GIVEN TASK: Copy each line exactly.

SUPPLIED INFORMATION:
##########
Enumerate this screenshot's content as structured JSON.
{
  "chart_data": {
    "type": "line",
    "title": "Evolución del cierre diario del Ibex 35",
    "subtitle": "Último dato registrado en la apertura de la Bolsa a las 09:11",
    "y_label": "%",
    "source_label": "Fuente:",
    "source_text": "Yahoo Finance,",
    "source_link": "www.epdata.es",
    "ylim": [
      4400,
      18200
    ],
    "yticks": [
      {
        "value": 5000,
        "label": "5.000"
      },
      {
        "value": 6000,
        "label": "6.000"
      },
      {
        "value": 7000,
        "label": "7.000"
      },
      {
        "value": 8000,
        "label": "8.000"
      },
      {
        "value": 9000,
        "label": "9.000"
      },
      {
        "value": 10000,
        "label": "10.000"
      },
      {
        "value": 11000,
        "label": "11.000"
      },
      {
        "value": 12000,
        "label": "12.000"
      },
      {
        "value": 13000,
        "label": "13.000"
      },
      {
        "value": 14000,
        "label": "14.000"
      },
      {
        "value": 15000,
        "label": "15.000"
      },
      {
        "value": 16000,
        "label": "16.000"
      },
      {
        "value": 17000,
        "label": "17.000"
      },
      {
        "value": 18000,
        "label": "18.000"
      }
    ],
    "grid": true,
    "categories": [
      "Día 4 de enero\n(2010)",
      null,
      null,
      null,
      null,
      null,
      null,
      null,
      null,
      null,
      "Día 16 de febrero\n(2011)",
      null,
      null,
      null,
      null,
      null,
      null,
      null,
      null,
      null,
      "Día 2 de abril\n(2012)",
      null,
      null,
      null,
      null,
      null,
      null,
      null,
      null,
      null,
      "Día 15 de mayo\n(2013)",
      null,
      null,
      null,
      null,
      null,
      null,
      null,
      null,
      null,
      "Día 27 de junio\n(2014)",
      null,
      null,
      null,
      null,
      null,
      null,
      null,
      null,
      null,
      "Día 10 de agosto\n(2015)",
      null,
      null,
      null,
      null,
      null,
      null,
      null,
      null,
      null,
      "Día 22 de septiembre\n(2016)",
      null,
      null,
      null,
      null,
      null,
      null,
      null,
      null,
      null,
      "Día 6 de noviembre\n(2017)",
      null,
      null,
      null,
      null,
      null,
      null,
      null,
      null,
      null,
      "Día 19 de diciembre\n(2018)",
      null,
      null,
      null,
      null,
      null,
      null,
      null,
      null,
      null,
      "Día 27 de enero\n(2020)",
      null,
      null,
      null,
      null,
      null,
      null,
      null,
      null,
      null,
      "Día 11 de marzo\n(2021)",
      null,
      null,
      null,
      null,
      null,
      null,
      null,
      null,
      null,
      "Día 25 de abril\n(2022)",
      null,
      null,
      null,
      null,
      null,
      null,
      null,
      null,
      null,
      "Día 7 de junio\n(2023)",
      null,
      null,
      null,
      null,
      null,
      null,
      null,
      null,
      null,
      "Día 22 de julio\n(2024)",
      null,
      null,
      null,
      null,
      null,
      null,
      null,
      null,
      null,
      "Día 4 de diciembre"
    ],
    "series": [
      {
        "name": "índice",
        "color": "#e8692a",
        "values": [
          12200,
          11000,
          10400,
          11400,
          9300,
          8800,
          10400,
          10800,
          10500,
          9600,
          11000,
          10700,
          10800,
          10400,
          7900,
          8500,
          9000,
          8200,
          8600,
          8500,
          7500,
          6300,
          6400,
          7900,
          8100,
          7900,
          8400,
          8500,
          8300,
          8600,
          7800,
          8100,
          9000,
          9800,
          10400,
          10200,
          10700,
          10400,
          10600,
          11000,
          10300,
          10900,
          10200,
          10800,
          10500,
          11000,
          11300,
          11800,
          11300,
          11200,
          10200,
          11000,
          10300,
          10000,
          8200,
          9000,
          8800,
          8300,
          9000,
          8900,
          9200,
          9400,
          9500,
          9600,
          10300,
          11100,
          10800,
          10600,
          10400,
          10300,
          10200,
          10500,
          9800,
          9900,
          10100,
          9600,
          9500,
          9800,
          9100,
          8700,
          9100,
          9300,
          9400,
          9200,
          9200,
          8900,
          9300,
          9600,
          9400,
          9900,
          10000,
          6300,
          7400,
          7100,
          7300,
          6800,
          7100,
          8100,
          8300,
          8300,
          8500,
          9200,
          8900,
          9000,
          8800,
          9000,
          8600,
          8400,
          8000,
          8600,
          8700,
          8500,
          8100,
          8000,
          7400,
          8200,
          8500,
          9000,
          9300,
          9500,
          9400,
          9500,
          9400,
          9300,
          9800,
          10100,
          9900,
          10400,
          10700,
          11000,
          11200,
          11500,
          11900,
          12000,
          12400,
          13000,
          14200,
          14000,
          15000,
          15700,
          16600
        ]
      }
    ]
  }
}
##########
SOLUTION TO THE PROBLEM:
Enumerate this screenshot's content as structured JSON.
{
  "chart_data": {
    "type": "line",
    "title": "Evolución del cierre diario del Ibex 35",
    "subtitle": "Último dato registrado en la apertura de la Bolsa a las 09:11",
    "y_label": "%",
    "source_label": "Fuente:",
    "source_text": "Yahoo Finance,",
    "source_link": "www.epdata.es",
    "ylim": [
      4400,
      18200
    ],
    "yticks": [
      {
        "value": 5000,
        "label": "5.000"
      },
      {
        "value": 6000,
        "label": "6.000"
      },
      {
        "value": 7000,
        "label": "7.000"
      },
      {
        "value": 8000,
        "label": "8.000"
      },
      {
        "value": 9000,
        "label": "9.000"
      },
      {
        "value": 10000,
        "label": "10.000"
      },
      {
        "value": 11000,
        "label": "11.000"
      },
      {
        "value": 12000,
        "label": "12.000"
      },
      {
        "value": 13000,
        "label": "13.000"
      },
      {
        "value": 14000,
        "label": "14.000"
      },
      {
        "value": 15000,
        "label": "15.000"
      },
      {
        "value": 16000,
        "label": "16.000"
      },
      {
        "value": 17000,
        "label": "17.000"
      },
      {
        "value": 18000,
        "label": "18.000"
      }
    ],
    "grid": true,
    "categories": [
      "Día 4 de enero\n(2010)",
      null,
      null,
      null,
      null,
      null,
      null,
      null,
      null,
      null,
      "Día 16 de febrero\n(2011)",
      null,
      null,
      null,
      null,
      null,
      null,
      null,
      null,
      null,
      "Día 2 de abril\n(2012)",
      null,
      null,
      null,
      null,
      null,
      null,
      null,
      null,
      null,
      "Día 15 de mayo\n(2013)",
      null,
      null,
      null,
      null,
      null,
      null,
      null,
      null,
      null,
      "Día 27 de junio\n(2014)",
      null,
      null,
      null,
      null,
      null,
      null,
      null,
      null,
      null,
      "Día 10 de agosto\n(2015)",
      null,
      null,
      null,
      null,
      null,
      null,
      null,
      null,
      null,
      "Día 22 de septiembre\n(2016)",
      null,
      null,
      null,
      null,
      null,
      null,
      null,
      null,
      null,
      "Día 6 de noviembre\n(2017)",
      null,
      null,
      null,
      null,
      null,
      null,
      null,
      null,
      null,
      "Día 19 de diciembre\n(2018)",
      null,
      null,
      null,
      null,
      null,
      null,
      null,
      null,
      null,
      "Día 27 de enero\n(2020)",
      null,
      null,
      null,
      null,
      null,
      null,
      null,
      null,
      null,
      "Día 11 de marzo\n(2021)",
      null,
      null,
      null,
      null,
      null,
      null,
      null,
      null,
      null,
      "Día 25 de abril\n(2022)",
      null,
      null,
      null,
      null,
      null,
      null,
      null,
      null,
      null,
      "Día 7 de junio\n(2023)",
      null,
      null,
      null,
      null,
      null,
      null,
      null,
      null,
      null,
      "Día 22 de julio\n(2024)",
      null,
      null,
      null,
      null,
      null,
      null,
      null,
      null,
      null,
      "Día 4 de diciembre"
    ],
    "series": [
      {
        "name": "índice",
        "color": "#e8692a",
        "values": [
          12200,
          11000,
          10400,
          11400,
          9300,
          8800,
          10400,
          10800,
          10500,
          9600,
          11000,
          10700,
          10800,
          10400,
          7900,
          8500,
          9000,
          8200,
          8600,
          8500,
          7500,
          6300,
          6400,
          7900,
          8100,
          7900,
          8400,
          8500,
          8300,
          8600,
          7800,
          8100,
          9000,
          9800,
          10400,
          10200,
          10700,
          10400,
          10600,
          11000,
          10300,
          10900,
          10200,
          10800,
          10500,
          11000,
          11300,
          11800,
          11300,
          11200,
          10200,
          11000,
          10300,
          10000,
          8200,
          9000,
          8800,
          8300,
          9000,
          8900,
          9200,
          9400,
          9500,
          9600,
          10300,
          11100,
          10800,
          10600,
          10400,
          10300,
          10200,
          10500,
          9800,
          9900,
          10100,
          9600,
          9500,
          9800,
          9100,
          8700,
          9100,
          9300,
          9400,
          9200,
          9200,
          8900,
          9300,
          9600,
          9400,
          9900,
          10000,
          6300,
          7400,
          7100,
          7300,
          6800,
          7100,
          8100,
          8300,
          8300,
          8500,
          9200,
          8900,
          9000,
          8800,
          9000,
          8600,
          8400,
          8000,
          8600,
          8700,
          8500,
          8100,
          8000,
          7400,
          8200,
          8500,
          9000,
          9300,
          9500,
          9400,
          9500,
          9400,
          9300,
          9800,
          10100,
          9900,
          10400,
          10700,
          11000,
          11200,
          11500,
          11900,
          12000,
          12400,
          13000,
          14200,
          14000,
          15000,
          15700,
          16600
        ]
      }
    ]
  }
}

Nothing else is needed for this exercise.